• Material:

((

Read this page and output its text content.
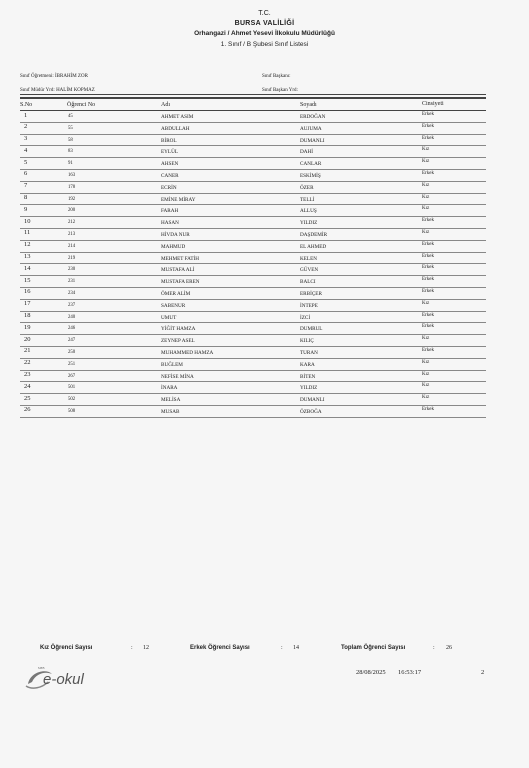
T.C.
BURSA VALİLİĞİ
Orhangazi / Ahmet Yesevi İlkokulu Müdürlüğü
1. Sınıf / B Şubesi Sınıf Listesi
Sınıf Öğretmeni: İBRAHİM ZOR	Sınıf Başkanı:
Sınıf Müdür Yrd: HALİM KOPMAZ	Sınıf Başkan Yrd:
S.No	Öğrenci No	Adı	Soyadı	Cinsiyeti
1	45	AHMET ASIM	ERDOĞAN	Erkek
2	55	ABDULLAH	AUJUMA	Erkek
3	58	BİROL	DUMANLI	Erkek
4	83	EYLÜL	DAHİ	Kız
5	91	AHSEN	CANLAR	Kız
6	163	CANER	ESKİMİŞ	Erkek
7	178	ECRİN	ÖZER	Kız
8	192	EMİNE MİRAY	TELLİ	Kız
9	200	FARAH	ALLUŞ	Kız
10	212	HASAN	YILDIZ	Erkek
11	213	HİVDA NUR	DAŞDEMİR	Kız
12	214	MAHMUD	EL AHMED	Erkek
13	219	MEHMET FATİH	KELEN	Erkek
14	230	MUSTAFA ALİ	GÜVEN	Erkek
15	231	MUSTAFA EREN	BALCI	Erkek
16	234	ÖMER ALİM	ERBİÇER	Erkek
17	237	SABENUR	İNTEPE	Kız
18	240	UMUT	İZCİ	Erkek
19	246	YİĞİT HAMZA	DUMRUL	Erkek
20	247	ZEYNEP ASEL	KILIÇ	Kız
21	250	MUHAMMED HAMZA	TURAN	Erkek
22	251	BUĞLEM	KARA	Kız
23	267	NEFİSE MİNA	BİTEN	Kız
24	501	İNARA	YILDIZ	Kız
25	502	MELİSA	DUMANLI	Kız
26	508	MUSAB	ÖZBOĞA	Erkek
Kız Öğrenci Sayısı	: 12	Erkek Öğrenci Sayısı	: 14	Toplam Öğrenci Sayısı	: 26
e-okul
MEB
28/08/2025 16:53:17	2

))

• What you need to do: Copy each line containing the word "Sınıf" from the data.

• Result of the exercise:
1. Sınıf / B Şubesi Sınıf Listesi
Sınıf Öğretmeni: İBRAHİM ZOR	Sınıf Başkanı:
Sınıf Müdür Yrd: HALİM KOPMAZ	Sınıf Başkan Yrd:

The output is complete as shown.